• [EXERCISE DESCRIPTION]:
List each line of the data that holds the string "your".

• [Saved entries]:

## Start

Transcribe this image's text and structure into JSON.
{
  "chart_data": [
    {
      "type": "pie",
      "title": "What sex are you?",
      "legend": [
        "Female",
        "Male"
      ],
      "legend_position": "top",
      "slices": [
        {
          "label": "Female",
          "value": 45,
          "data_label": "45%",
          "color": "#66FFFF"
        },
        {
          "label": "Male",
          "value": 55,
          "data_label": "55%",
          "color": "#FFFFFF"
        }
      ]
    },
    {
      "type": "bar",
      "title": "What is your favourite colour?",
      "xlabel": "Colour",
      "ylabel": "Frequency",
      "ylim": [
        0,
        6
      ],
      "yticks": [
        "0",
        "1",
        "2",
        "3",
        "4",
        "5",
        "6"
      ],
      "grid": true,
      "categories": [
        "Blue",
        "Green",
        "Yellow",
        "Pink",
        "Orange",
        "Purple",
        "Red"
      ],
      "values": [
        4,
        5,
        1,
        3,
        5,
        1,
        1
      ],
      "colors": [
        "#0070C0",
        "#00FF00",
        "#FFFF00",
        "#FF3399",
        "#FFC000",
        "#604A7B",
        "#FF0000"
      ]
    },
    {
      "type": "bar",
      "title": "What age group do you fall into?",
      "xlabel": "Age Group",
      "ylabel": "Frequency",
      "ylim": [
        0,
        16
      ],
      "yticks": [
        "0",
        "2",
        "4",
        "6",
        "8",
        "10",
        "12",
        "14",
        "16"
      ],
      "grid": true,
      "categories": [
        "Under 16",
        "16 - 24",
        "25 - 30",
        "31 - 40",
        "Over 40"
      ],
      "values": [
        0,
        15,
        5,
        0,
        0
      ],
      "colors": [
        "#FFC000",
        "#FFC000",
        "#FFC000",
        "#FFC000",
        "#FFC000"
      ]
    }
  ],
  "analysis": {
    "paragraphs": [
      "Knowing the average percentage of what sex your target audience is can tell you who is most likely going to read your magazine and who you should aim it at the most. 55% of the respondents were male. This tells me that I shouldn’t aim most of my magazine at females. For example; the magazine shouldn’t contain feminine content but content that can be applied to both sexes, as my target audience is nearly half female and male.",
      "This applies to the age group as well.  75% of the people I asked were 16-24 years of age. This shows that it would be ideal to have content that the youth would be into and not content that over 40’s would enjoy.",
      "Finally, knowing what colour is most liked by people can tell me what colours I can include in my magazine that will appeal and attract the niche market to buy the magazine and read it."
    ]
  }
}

## End

• [OUTPUT]:
      "title": "What is your favourite colour?",
      "Knowing the average percentage of what sex your target audience is can tell you who is most likely going to read your magazine and who you should aim it at the most. 55% of the respondents were male. This tells me that I shouldn’t aim most of my magazine at females. For example; the magazine shouldn’t contain feminine content but content that can be applied to both sexes, as my target audience is nearly half female and male.",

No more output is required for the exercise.